Records from a data collection
########################################

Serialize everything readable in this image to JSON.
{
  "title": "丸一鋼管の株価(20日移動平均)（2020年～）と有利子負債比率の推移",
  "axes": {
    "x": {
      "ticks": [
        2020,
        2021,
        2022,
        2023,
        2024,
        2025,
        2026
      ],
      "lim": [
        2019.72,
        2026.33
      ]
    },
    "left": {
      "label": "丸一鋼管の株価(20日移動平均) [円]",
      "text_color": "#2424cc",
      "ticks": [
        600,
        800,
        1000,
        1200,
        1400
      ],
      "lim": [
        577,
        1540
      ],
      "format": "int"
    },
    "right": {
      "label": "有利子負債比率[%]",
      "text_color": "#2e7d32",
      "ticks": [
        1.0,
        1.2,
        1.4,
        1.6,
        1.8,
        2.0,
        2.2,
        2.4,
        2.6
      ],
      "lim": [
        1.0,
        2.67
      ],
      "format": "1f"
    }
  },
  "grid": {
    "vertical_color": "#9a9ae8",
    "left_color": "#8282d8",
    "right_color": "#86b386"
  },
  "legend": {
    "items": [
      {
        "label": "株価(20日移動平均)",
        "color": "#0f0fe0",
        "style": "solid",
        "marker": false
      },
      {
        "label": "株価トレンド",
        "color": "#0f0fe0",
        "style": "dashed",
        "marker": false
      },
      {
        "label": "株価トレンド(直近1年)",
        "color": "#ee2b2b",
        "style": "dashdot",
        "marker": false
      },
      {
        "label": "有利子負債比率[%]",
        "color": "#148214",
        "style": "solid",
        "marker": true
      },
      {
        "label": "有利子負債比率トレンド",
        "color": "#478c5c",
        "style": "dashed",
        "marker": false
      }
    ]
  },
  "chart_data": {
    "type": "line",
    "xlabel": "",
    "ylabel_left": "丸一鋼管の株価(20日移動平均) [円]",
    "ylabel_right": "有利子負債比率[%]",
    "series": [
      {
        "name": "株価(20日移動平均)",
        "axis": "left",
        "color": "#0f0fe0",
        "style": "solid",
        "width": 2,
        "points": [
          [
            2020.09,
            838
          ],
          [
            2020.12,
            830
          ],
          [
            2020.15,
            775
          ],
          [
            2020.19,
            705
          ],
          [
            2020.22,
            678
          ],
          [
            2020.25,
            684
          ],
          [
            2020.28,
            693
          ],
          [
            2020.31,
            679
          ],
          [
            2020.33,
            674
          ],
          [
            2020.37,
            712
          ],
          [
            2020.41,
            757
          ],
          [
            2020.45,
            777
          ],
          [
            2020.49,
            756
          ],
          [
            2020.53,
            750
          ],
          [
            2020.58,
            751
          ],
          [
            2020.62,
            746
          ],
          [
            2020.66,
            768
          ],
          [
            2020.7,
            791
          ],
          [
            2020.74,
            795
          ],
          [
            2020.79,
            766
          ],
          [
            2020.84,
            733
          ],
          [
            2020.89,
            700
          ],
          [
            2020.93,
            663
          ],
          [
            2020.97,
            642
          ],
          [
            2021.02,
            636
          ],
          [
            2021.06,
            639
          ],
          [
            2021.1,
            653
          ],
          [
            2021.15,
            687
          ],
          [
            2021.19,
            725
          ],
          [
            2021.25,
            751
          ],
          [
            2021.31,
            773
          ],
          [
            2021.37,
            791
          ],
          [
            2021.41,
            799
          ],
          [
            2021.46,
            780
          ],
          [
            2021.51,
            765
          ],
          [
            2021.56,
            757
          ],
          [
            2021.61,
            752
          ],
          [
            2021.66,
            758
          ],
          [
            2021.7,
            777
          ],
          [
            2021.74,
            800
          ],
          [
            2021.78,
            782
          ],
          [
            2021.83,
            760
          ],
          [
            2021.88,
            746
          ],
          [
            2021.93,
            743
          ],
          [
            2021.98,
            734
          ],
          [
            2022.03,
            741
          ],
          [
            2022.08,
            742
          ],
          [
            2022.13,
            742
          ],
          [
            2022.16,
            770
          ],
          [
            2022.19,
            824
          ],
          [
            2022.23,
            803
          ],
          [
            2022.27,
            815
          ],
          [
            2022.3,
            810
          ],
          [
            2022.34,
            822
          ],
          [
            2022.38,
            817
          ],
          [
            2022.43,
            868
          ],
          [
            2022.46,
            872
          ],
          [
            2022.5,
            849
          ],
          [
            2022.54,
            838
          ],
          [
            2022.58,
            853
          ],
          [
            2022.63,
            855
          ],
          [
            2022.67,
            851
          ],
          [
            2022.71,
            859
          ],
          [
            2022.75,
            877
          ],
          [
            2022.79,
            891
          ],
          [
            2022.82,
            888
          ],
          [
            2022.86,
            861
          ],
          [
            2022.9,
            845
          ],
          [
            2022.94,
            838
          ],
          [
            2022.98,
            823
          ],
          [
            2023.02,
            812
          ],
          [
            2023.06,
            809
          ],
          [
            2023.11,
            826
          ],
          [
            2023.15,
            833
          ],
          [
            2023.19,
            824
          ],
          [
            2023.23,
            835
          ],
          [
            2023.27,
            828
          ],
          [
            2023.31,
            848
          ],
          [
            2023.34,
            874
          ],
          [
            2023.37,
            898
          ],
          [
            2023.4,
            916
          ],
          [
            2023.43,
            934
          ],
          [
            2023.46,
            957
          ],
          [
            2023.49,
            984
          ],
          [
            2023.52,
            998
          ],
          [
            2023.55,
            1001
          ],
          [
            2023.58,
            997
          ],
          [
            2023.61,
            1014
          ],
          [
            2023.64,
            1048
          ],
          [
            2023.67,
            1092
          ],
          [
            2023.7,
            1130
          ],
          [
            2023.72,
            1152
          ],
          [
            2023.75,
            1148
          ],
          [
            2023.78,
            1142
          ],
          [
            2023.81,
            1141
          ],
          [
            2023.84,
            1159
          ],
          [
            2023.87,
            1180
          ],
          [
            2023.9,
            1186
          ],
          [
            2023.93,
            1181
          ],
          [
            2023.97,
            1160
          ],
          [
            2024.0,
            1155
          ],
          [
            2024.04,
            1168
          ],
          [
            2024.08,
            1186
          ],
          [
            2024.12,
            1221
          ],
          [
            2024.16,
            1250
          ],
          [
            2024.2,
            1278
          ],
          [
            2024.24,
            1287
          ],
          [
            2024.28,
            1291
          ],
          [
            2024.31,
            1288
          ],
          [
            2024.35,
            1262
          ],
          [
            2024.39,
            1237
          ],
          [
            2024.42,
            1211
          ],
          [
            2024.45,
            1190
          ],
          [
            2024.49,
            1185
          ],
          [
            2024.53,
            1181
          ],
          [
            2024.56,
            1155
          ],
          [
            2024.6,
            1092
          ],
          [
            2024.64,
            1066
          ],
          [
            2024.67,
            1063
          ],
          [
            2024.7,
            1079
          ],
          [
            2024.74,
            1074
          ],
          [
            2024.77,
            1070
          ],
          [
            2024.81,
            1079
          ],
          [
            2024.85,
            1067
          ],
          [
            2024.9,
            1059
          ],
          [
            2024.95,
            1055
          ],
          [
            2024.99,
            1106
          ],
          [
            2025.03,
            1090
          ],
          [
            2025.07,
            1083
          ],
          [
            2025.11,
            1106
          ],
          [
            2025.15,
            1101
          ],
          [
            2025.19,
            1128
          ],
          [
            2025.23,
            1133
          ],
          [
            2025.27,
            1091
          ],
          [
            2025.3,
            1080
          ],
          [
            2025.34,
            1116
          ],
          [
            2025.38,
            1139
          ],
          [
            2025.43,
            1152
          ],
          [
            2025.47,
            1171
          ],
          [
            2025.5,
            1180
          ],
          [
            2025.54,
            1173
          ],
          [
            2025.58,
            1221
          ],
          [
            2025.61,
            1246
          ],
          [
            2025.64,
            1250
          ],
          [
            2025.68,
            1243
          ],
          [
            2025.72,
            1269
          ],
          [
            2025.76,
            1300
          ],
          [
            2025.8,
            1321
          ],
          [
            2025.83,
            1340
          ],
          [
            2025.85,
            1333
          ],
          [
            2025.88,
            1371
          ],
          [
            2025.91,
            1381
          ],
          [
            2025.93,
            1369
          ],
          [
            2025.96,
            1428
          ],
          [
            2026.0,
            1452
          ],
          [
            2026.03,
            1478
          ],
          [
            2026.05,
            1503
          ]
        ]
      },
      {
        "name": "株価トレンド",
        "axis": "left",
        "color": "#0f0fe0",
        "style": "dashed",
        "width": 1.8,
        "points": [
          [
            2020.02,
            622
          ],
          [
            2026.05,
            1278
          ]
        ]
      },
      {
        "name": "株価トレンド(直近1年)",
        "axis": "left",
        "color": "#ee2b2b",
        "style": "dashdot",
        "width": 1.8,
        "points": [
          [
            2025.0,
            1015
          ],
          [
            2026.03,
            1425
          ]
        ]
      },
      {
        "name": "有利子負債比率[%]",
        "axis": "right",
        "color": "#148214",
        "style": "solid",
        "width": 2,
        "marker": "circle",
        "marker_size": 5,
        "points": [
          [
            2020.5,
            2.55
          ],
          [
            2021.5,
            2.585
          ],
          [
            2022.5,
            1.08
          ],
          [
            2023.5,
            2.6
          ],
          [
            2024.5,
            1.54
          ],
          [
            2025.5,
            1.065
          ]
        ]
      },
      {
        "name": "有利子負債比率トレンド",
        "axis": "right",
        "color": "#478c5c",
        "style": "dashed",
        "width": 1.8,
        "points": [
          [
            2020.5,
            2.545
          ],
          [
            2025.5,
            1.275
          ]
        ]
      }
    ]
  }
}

########################################

Challenge ::
Pull every line containing "有利子負債比率トレンド" from the material above.

Solution for this exercise ::
        "label": "有利子負債比率トレンド",
        "name": "有利子負債比率トレンド",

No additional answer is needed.